**Written problem**
Filter the listing and keep only the lines with the word "JSON".

**Listed entries**
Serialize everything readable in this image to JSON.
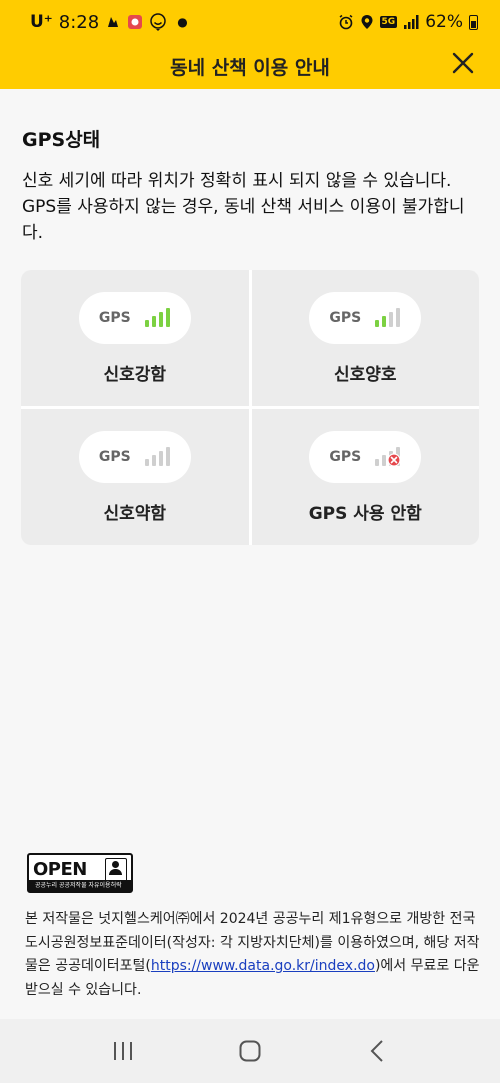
{
  "status_bar": {
    "carrier": "U⁺",
    "time": "8:28",
    "battery": "62%",
    "network_badge": "5G",
    "icons": [
      "notification-app-icon",
      "shield-app-icon",
      "location-smile-icon",
      "alarm-icon",
      "location-icon",
      "signal-icon",
      "battery-icon"
    ]
  },
  "header": {
    "title": "동네 산책 이용 안내",
    "close_icon": "close-icon",
    "background": "#ffcc00"
  },
  "section": {
    "title": "GPS상태",
    "description": "신호 세기에 따라 위치가 정확히 표시 되지 않을 수 있습니다. GPS를 사용하지 않는 경우, 동네 산책 서비스 이용이 불가합니다."
  },
  "gps_states": [
    {
      "pill_label": "GPS",
      "label": "신호강함",
      "bars_active": 4,
      "color": "#7cd142"
    },
    {
      "pill_label": "GPS",
      "label": "신호양호",
      "bars_active": 2,
      "color": "#7cd142"
    },
    {
      "pill_label": "GPS",
      "label": "신호약함",
      "bars_active": 0,
      "color": "#7cd142"
    },
    {
      "pill_label": "GPS",
      "label": "GPS 사용 안함",
      "bars_active": 0,
      "color": "#e5484d",
      "disabled": true
    }
  ],
  "license": {
    "open_logo_text": "OPEN",
    "open_logo_sub": "공공누리  공공저작물 자유이용허락",
    "text_before_link": "본 저작물은 넛지헬스케어㈜에서 2024년 공공누리 제1유형으로 개방한 전국도시공원정보표준데이터(작성자: 각 지방자치단체)를 이용하였으며, 해당 저작물은 공공데이터포털(",
    "link": "https://www.data.go.kr/index.do",
    "text_after_link": ")에서 무료로 다운받으실 수 있습니다."
  },
  "nav": {
    "recent_icon": "recent-apps-icon",
    "home_icon": "home-icon",
    "back_icon": "back-icon"
  }
}
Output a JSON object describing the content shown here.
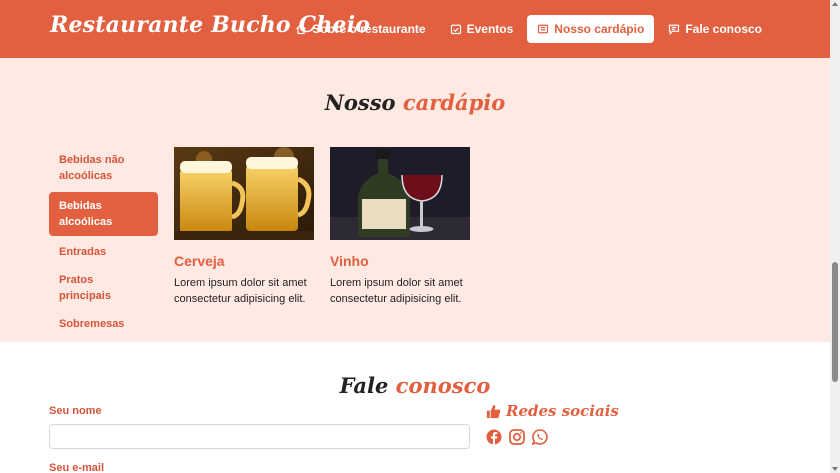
{
  "brand": "Restaurante Bucho Cheio",
  "nav": [
    {
      "label": "Sobre o restaurante",
      "icon": "home-icon"
    },
    {
      "label": "Eventos",
      "icon": "calendar-check-icon"
    },
    {
      "label": "Nosso cardápio",
      "icon": "menu-card-icon",
      "active": true
    },
    {
      "label": "Fale conosco",
      "icon": "message-icon"
    }
  ],
  "menu": {
    "title_a": "Nosso",
    "title_b": "cardápio",
    "categories": [
      {
        "label": "Bebidas não alcoólicas"
      },
      {
        "label": "Bebidas alcoólicas",
        "active": true
      },
      {
        "label": "Entradas"
      },
      {
        "label": "Pratos principais"
      },
      {
        "label": "Sobremesas"
      }
    ],
    "items": [
      {
        "title": "Cerveja",
        "text": "Lorem ipsum dolor sit amet consectetur adipisicing elit."
      },
      {
        "title": "Vinho",
        "text": "Lorem ipsum dolor sit amet consectetur adipisicing elit."
      }
    ]
  },
  "contact": {
    "title_a": "Fale",
    "title_b": "conosco",
    "name_label": "Seu nome",
    "email_label": "Seu e-mail",
    "social_title": "Redes sociais",
    "social_icons": [
      "facebook-icon",
      "instagram-icon",
      "whatsapp-icon"
    ]
  },
  "colors": {
    "accent": "#e2603f",
    "section_bg": "#ffe9e3"
  }
}
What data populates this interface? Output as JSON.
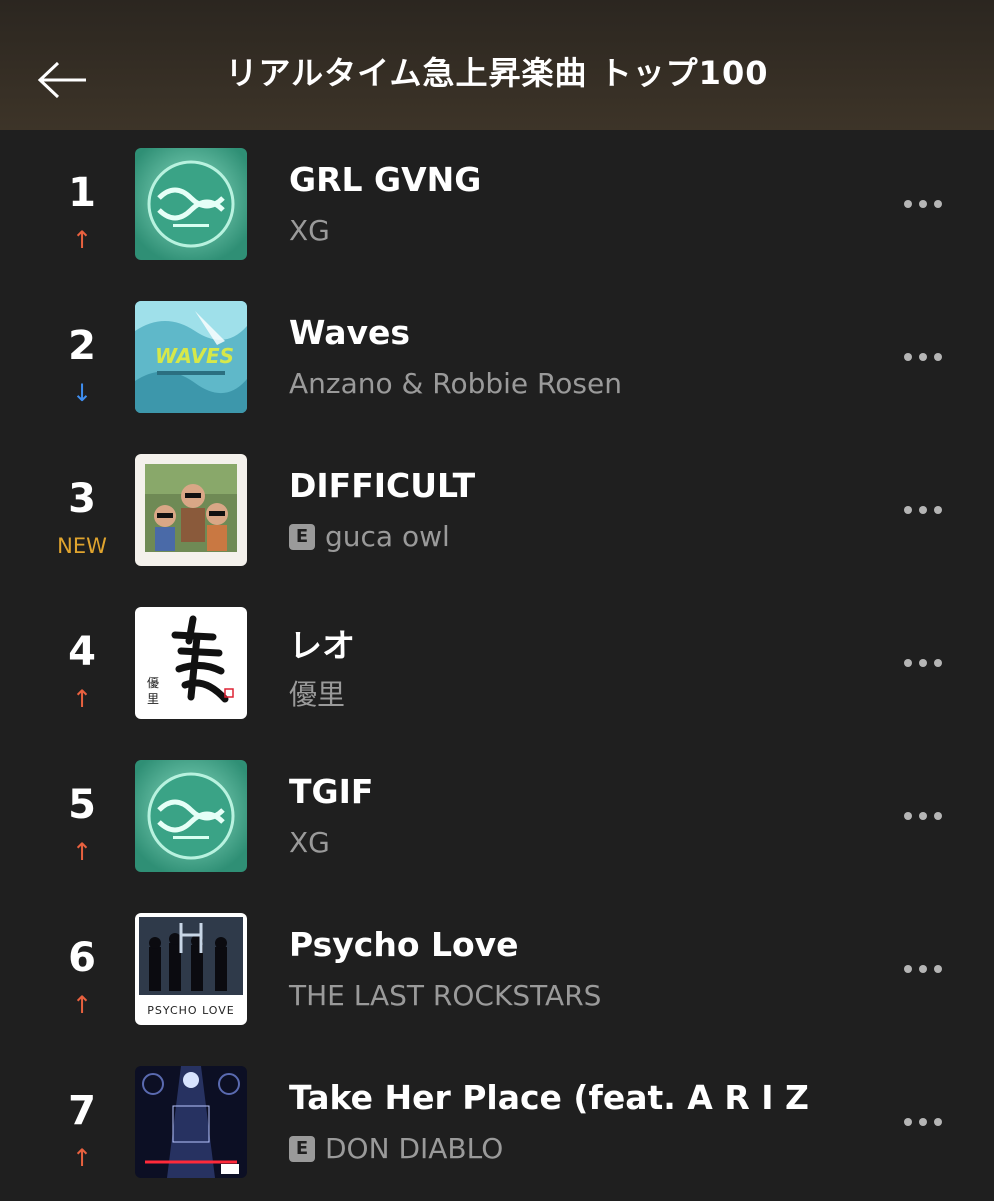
{
  "header": {
    "title": "リアルタイム急上昇楽曲 トップ100",
    "back_icon": "arrow-left-icon"
  },
  "songs": [
    {
      "rank": "1",
      "change": "↑",
      "change_type": "up",
      "title": "GRL GVNG",
      "artist": "XG",
      "explicit": false,
      "art": "xg"
    },
    {
      "rank": "2",
      "change": "↓",
      "change_type": "down",
      "title": "Waves",
      "artist": "Anzano & Robbie Rosen",
      "explicit": false,
      "art": "waves"
    },
    {
      "rank": "3",
      "change": "NEW",
      "change_type": "new",
      "title": "DIFFICULT",
      "artist": "guca owl",
      "explicit": true,
      "explicit_label": "E",
      "art": "difficult"
    },
    {
      "rank": "4",
      "change": "↑",
      "change_type": "up",
      "title": "レオ",
      "artist": "優里",
      "explicit": false,
      "art": "leo"
    },
    {
      "rank": "5",
      "change": "↑",
      "change_type": "up",
      "title": "TGIF",
      "artist": "XG",
      "explicit": false,
      "art": "xg"
    },
    {
      "rank": "6",
      "change": "↑",
      "change_type": "up",
      "title": "Psycho Love",
      "artist": "THE LAST ROCKSTARS",
      "explicit": false,
      "art": "psycho",
      "art_text": "PSYCHO LOVE"
    },
    {
      "rank": "7",
      "change": "↑",
      "change_type": "up",
      "title": "Take Her Place (feat. A R I Z...",
      "artist": "DON DIABLO",
      "explicit": true,
      "explicit_label": "E",
      "art": "diablo"
    }
  ],
  "colors": {
    "background": "#1f1f1f",
    "up": "#e8613f",
    "down": "#3f8ef0",
    "new": "#e0a42e",
    "secondary_text": "#9a9a9a"
  },
  "icons": {
    "more": "more-dots-icon",
    "explicit": "explicit-badge-icon"
  }
}
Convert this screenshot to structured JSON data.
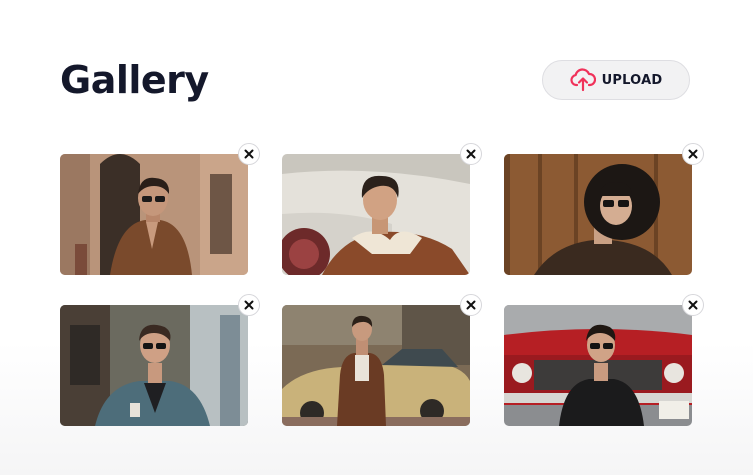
{
  "header": {
    "title": "Gallery",
    "upload_label": "UPLOAD",
    "upload_icon": "cloud-upload-icon",
    "accent": "#f0325a"
  },
  "gallery": {
    "items": [
      {
        "name": "street-portrait-brown-shirt",
        "remove_icon": "close-icon",
        "palette": [
          "#b9947a",
          "#8a6a52",
          "#6a4a36",
          "#2b211b"
        ]
      },
      {
        "name": "vintage-car-shearling-jacket",
        "remove_icon": "close-icon",
        "palette": [
          "#d6d3cc",
          "#a6a39d",
          "#8a4a2a",
          "#2b211b"
        ]
      },
      {
        "name": "wood-wall-black-hat",
        "remove_icon": "close-icon",
        "palette": [
          "#8c5a33",
          "#6b4324",
          "#3a2a1f",
          "#1c1714"
        ]
      },
      {
        "name": "city-street-grey-blazer",
        "remove_icon": "close-icon",
        "palette": [
          "#6b6a5f",
          "#b8c0c2",
          "#4d6d7a",
          "#3a3431"
        ]
      },
      {
        "name": "yellow-car-brown-suit",
        "remove_icon": "close-icon",
        "palette": [
          "#7b6a55",
          "#c9b27a",
          "#6a3b24",
          "#2e2a26"
        ]
      },
      {
        "name": "red-car-leather-jacket",
        "remove_icon": "close-icon",
        "palette": [
          "#b61f24",
          "#d7d6d2",
          "#1b1b1c",
          "#8b8d90"
        ]
      }
    ]
  }
}
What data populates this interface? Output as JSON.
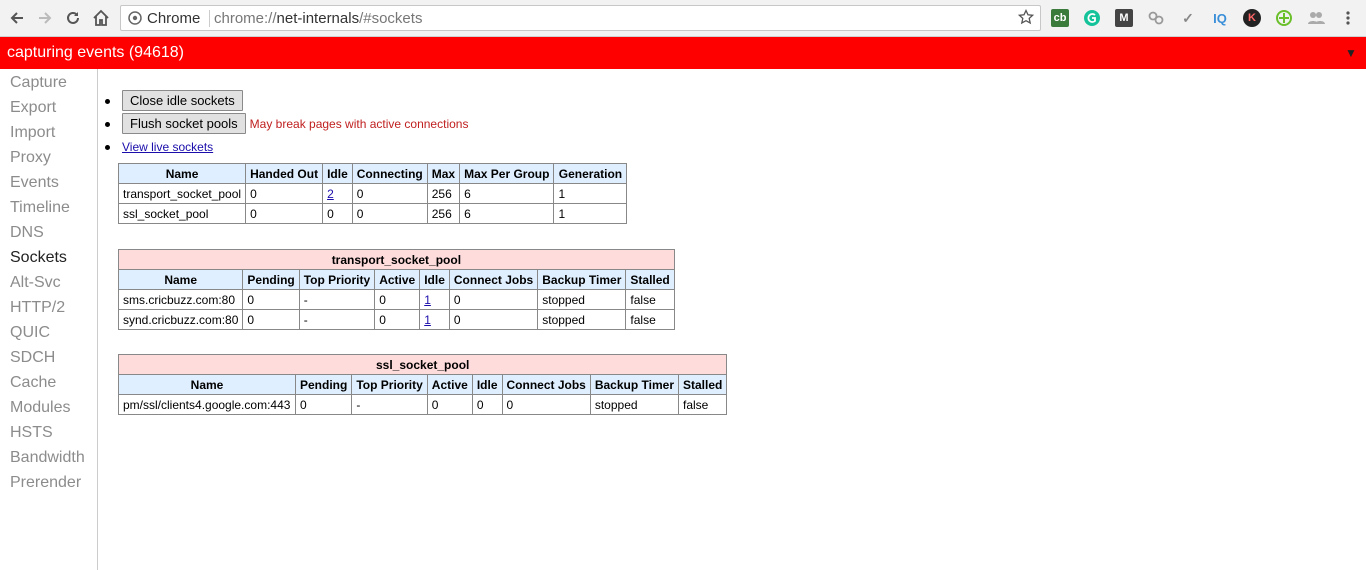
{
  "browser": {
    "site_label": "Chrome",
    "url_prefix": "chrome://",
    "url_host": "net-internals",
    "url_path": "/#sockets"
  },
  "status": {
    "text": "capturing events (94618)"
  },
  "sidebar": {
    "items": [
      {
        "label": "Capture"
      },
      {
        "label": "Export"
      },
      {
        "label": "Import"
      },
      {
        "label": "Proxy"
      },
      {
        "label": "Events"
      },
      {
        "label": "Timeline"
      },
      {
        "label": "DNS"
      },
      {
        "label": "Sockets",
        "active": true
      },
      {
        "label": "Alt-Svc"
      },
      {
        "label": "HTTP/2"
      },
      {
        "label": "QUIC"
      },
      {
        "label": "SDCH"
      },
      {
        "label": "Cache"
      },
      {
        "label": "Modules"
      },
      {
        "label": "HSTS"
      },
      {
        "label": "Bandwidth"
      },
      {
        "label": "Prerender"
      }
    ]
  },
  "actions": {
    "close_idle_label": "Close idle sockets",
    "flush_label": "Flush socket pools",
    "flush_warning": "May break pages with active connections",
    "view_live_label": "View live sockets"
  },
  "summary_table": {
    "headers": [
      "Name",
      "Handed Out",
      "Idle",
      "Connecting",
      "Max",
      "Max Per Group",
      "Generation"
    ],
    "rows": [
      [
        "transport_socket_pool",
        "0",
        "2",
        "0",
        "256",
        "6",
        "1"
      ],
      [
        "ssl_socket_pool",
        "0",
        "0",
        "0",
        "256",
        "6",
        "1"
      ]
    ]
  },
  "transport_table": {
    "caption": "transport_socket_pool",
    "headers": [
      "Name",
      "Pending",
      "Top Priority",
      "Active",
      "Idle",
      "Connect Jobs",
      "Backup Timer",
      "Stalled"
    ],
    "rows": [
      [
        "sms.cricbuzz.com:80",
        "0",
        "-",
        "0",
        "1",
        "0",
        "stopped",
        "false"
      ],
      [
        "synd.cricbuzz.com:80",
        "0",
        "-",
        "0",
        "1",
        "0",
        "stopped",
        "false"
      ]
    ]
  },
  "ssl_table": {
    "caption": "ssl_socket_pool",
    "headers": [
      "Name",
      "Pending",
      "Top Priority",
      "Active",
      "Idle",
      "Connect Jobs",
      "Backup Timer",
      "Stalled"
    ],
    "rows": [
      [
        "pm/ssl/clients4.google.com:443",
        "0",
        "-",
        "0",
        "0",
        "0",
        "stopped",
        "false"
      ]
    ]
  },
  "extensions": [
    {
      "icon": "clipboard-extension-icon",
      "color": "#3a7a3a"
    },
    {
      "icon": "grammarly-icon",
      "color": "#15c39a"
    },
    {
      "icon": "gmail-m-icon",
      "color": "#444444"
    },
    {
      "icon": "link-chain-icon",
      "color": "#999999"
    },
    {
      "icon": "checkmark-icon",
      "color": "#888888"
    },
    {
      "icon": "iq-icon",
      "color": "#3a8fd8"
    },
    {
      "icon": "k-icon",
      "color": "#222222"
    },
    {
      "icon": "crosshair-plus-icon",
      "color": "#6abf2a"
    },
    {
      "icon": "people-icon",
      "color": "#aaaaaa"
    }
  ]
}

**Expected answer**
Serialize everything readable in this image to JSON.
Output a JSON object describing the content shown here.
What data populates this interface? Output as JSON.
Convert this screenshot to structured JSON data.
What data populates this interface? Output as JSON.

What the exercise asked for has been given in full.